My Facebook friend Doug (who is single) muses on some of my recent posts:
"The main idea I took from the previously posted quotes is that a person doesn't have to be married or even in a "romantic" type of relationship to experience life-giving relationships. This is because marriage/romance isn't the ultimate relationship, and because people can have deep, life-giving friendships. These ideas seemed really good to me; they seemed to make sense and to fit.
Personally, once these ideas sunk in, it felt like a weight had been lifted--it was great news. I hadn't really been consciously aware of it, but I did have the notion that I wouldn't really experience the kind of life-sharing relationship I desired until/unless I was married (or with the person whom I would eventually marry). Once pointed out, these ideas seem almost so obvious I wondered that I didn't wholly see them before. Now, I know intellectually that marriage won't fulfill every desire a person has. But it's easy to slip into feeling like your waiting for what you really desire, as I had."
This was exciting for me to hear. Imagine what would happen if evangelical communities began to see romantic relationship not as the ultimate relationship. Imagine what would happen if evangelical communities began to see friendship as one form of ultimate, life-giving love?
1. Those who are not in a romantic relationship would not be burdened with the oppressive romantic myth.
Doug's reaction, "great news" means he really is beginning to embrace the deep reality (not myth) of life-giving relationships outside of the romantic myth. This is huge. I repeat this is huge. For many, this is a paradign shift in their hearts, minds, imaginations, and dreams.
If you are a single who has been conditioned by the romantic myth in the evangelical community, there is only one path to experience life-giving relationship and that's if you experience romantic love or are married. Therefore, if you are romantically unattached or single, you are in this perpetual mindset of waiting for real or true life-giving love to happen to you. You are waiting for the romantic/sexual buzz that the romantic myth exalts as the ultimate experience of life, and therefore, is the ultimate in life-giving.
Flip it around. You're not only waiting for life-giving love to happen to you, you obviously, can't give your life, your love, your heart to others. Non-romantic love is seriously inferior to the kingdom in the romantic myth. You obviously can have friendships. You can hang out with your friends. You can accumulate many friends and social contacts. You may have 1,000 FB friends. But these relationships are in the "just friends" category, the non-romantic relationship category of evangelical experience. It doesn't feel right to pour yourself into them while you are waiting for something magical to happen.

═══

** Work to complete **
Reproduce the portion of the post on friendship and the romantic myth starting at "This was exciting" and ending at "imaginations, and dreams.". Rely solely on the post concerning friendship and the romantic myth.

═══

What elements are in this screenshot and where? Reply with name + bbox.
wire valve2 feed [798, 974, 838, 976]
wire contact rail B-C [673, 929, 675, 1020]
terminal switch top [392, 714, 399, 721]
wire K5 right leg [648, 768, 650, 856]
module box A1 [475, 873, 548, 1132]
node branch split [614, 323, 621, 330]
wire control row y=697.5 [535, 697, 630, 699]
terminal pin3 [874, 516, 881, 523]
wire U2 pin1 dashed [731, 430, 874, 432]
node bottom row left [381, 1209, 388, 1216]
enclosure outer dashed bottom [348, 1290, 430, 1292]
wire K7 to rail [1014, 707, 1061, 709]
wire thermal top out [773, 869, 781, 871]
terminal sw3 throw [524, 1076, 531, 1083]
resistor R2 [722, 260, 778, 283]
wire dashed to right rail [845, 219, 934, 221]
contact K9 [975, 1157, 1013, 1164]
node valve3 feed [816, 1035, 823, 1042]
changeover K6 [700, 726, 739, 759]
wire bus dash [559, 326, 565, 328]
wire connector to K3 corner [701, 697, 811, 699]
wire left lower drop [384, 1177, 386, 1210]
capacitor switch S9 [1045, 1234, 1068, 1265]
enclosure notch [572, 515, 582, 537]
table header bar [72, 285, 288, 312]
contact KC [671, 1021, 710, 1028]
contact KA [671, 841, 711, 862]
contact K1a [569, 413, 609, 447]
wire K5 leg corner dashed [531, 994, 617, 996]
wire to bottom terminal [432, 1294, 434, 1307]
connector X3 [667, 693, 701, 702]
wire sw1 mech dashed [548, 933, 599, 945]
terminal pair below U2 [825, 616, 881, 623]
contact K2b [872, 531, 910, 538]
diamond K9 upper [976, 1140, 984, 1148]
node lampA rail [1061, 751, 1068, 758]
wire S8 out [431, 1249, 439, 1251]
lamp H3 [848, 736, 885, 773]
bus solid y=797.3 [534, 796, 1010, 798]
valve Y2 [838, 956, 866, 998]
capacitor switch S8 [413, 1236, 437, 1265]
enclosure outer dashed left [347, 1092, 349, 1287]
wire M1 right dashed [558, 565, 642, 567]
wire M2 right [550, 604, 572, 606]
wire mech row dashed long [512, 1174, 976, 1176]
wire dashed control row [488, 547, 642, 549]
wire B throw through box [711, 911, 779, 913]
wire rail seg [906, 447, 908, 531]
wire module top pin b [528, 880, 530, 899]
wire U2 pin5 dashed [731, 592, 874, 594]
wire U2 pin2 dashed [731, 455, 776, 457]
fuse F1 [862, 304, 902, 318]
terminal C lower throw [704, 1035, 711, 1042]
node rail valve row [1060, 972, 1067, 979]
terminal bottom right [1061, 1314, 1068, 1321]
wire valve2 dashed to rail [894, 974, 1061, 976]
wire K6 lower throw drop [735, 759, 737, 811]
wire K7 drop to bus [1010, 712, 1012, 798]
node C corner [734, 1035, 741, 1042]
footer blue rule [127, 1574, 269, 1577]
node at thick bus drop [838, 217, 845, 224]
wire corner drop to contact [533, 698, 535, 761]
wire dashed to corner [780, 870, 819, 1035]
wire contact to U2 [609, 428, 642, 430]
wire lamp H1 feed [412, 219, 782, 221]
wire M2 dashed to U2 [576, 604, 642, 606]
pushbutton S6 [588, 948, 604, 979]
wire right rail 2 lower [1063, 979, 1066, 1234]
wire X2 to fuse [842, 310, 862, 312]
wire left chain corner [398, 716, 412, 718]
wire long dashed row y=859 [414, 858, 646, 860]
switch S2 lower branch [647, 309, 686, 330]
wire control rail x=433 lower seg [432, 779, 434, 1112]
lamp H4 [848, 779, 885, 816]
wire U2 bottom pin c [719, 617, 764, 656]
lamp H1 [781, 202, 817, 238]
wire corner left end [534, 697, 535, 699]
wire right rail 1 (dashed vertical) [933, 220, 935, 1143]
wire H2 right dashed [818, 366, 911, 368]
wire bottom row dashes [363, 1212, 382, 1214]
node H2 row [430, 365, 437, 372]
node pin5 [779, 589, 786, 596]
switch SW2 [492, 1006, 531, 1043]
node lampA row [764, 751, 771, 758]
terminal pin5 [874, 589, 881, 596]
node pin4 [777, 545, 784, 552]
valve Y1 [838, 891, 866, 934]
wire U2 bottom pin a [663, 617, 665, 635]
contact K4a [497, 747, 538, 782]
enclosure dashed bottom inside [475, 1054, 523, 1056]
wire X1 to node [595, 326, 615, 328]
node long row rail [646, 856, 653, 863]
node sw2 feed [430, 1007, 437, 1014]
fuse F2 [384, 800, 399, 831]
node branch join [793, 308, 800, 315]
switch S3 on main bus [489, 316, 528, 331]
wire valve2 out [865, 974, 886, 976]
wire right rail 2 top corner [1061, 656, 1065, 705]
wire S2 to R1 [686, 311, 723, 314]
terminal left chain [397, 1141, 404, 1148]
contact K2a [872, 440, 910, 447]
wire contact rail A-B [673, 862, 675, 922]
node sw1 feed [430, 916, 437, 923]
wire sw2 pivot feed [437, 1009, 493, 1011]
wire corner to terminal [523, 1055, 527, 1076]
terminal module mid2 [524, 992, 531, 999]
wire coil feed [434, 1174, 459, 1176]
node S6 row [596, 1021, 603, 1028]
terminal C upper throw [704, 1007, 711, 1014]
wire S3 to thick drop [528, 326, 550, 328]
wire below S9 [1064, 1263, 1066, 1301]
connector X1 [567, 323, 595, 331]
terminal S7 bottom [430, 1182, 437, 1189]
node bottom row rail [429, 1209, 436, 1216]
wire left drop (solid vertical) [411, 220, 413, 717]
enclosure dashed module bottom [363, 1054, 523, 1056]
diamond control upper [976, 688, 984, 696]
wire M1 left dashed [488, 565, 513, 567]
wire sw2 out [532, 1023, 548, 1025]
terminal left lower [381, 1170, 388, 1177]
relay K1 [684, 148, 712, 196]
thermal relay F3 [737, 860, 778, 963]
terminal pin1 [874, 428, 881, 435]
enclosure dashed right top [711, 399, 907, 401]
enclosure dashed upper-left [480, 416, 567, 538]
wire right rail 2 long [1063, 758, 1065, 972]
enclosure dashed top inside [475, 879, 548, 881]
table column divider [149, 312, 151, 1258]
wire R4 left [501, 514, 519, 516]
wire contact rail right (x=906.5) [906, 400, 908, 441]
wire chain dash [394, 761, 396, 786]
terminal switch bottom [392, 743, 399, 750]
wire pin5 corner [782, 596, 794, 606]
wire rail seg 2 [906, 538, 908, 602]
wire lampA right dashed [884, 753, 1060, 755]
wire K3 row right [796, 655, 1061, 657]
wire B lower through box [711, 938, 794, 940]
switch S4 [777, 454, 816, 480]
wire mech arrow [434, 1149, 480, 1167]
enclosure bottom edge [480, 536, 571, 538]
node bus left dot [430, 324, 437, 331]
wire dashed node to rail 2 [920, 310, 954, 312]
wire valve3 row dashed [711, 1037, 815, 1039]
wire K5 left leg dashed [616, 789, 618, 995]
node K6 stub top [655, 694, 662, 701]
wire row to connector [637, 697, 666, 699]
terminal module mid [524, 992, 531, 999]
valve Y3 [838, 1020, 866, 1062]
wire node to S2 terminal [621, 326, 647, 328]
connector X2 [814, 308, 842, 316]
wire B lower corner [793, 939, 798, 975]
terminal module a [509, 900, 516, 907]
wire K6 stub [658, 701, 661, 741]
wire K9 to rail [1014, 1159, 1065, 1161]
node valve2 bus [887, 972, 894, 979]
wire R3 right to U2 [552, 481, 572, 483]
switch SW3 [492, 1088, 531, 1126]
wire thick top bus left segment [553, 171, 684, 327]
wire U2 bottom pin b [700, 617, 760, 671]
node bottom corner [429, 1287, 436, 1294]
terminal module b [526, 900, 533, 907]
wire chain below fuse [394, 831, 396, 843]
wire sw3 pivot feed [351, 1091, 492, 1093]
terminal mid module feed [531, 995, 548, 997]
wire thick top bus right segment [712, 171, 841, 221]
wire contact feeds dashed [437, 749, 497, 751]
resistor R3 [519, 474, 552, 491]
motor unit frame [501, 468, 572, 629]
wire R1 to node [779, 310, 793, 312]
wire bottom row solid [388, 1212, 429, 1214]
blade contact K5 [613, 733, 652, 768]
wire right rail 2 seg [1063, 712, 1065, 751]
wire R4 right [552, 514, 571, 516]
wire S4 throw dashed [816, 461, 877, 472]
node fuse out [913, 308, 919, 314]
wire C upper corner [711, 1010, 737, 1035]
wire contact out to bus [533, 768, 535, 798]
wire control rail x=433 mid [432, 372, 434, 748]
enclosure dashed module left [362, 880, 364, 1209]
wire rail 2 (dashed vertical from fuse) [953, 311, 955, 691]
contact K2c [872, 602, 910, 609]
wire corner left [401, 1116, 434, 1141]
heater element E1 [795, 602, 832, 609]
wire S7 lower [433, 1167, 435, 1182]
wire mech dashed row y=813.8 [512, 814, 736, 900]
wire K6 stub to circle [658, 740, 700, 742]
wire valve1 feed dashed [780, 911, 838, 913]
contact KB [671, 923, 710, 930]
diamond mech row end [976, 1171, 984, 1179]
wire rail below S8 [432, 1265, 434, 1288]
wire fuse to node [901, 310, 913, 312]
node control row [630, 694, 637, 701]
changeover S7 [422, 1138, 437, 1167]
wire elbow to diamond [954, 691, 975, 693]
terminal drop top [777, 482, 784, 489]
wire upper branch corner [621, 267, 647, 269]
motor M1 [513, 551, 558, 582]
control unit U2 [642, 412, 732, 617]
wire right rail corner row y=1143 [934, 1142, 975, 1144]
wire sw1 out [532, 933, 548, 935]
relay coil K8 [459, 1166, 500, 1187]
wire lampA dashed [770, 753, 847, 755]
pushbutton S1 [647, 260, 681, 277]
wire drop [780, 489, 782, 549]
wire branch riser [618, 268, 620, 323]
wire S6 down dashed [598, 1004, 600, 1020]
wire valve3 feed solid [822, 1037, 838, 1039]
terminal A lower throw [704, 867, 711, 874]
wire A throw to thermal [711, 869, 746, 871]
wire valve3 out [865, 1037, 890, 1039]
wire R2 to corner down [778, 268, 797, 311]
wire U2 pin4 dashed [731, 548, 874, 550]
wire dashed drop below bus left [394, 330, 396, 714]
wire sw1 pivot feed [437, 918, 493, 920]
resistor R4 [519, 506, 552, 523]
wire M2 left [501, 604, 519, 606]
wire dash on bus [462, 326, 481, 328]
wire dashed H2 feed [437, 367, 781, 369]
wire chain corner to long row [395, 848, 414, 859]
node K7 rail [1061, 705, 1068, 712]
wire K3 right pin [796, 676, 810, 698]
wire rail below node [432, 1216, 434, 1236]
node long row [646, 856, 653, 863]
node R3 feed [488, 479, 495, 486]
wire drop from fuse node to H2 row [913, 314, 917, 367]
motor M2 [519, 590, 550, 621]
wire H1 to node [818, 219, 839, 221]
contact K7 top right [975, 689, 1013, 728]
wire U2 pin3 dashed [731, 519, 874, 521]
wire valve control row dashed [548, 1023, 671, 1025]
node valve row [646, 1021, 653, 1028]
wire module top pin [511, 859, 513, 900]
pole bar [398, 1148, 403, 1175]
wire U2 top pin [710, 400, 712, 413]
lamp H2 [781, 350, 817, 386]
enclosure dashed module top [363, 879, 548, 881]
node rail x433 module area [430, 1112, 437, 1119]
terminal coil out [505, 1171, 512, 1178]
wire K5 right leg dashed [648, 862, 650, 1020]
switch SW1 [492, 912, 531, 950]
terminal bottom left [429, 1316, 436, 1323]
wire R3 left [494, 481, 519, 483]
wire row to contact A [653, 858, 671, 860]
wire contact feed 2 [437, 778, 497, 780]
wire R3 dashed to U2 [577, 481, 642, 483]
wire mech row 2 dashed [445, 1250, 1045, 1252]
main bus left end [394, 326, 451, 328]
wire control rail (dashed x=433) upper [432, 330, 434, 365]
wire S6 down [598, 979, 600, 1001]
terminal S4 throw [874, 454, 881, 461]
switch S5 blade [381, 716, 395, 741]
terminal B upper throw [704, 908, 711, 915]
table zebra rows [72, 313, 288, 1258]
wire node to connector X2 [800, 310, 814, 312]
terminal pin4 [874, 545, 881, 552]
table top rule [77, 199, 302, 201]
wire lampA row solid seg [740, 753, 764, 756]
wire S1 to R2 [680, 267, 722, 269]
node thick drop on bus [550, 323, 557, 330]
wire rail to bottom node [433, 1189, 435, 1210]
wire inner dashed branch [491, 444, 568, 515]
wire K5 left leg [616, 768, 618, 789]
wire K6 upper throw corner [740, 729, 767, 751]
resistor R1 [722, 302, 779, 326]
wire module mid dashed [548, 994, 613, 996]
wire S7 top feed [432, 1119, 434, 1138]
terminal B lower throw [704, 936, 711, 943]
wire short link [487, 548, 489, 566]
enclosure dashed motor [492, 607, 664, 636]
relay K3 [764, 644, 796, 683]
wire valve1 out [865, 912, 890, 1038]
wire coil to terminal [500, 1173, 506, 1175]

═══

** Task output **
This was exciting for me to hear. Imagine what would happen if evangelical communities began to see romantic relationship not as the ultimate relationship. Imagine what would happen if evangelical communities began to see friendship as one form of ultimate, life-giving love?
1. Those who are not in a romantic relationship would not be burdened with the oppressive romantic myth.
Doug's reaction, "great news" means he really is beginning to embrace the deep reality (not myth) of life-giving relationships outside of the romantic myth. This is huge. I repeat this is huge. For many, this is a paradign shift in their hearts, minds, imaginations, and dreams.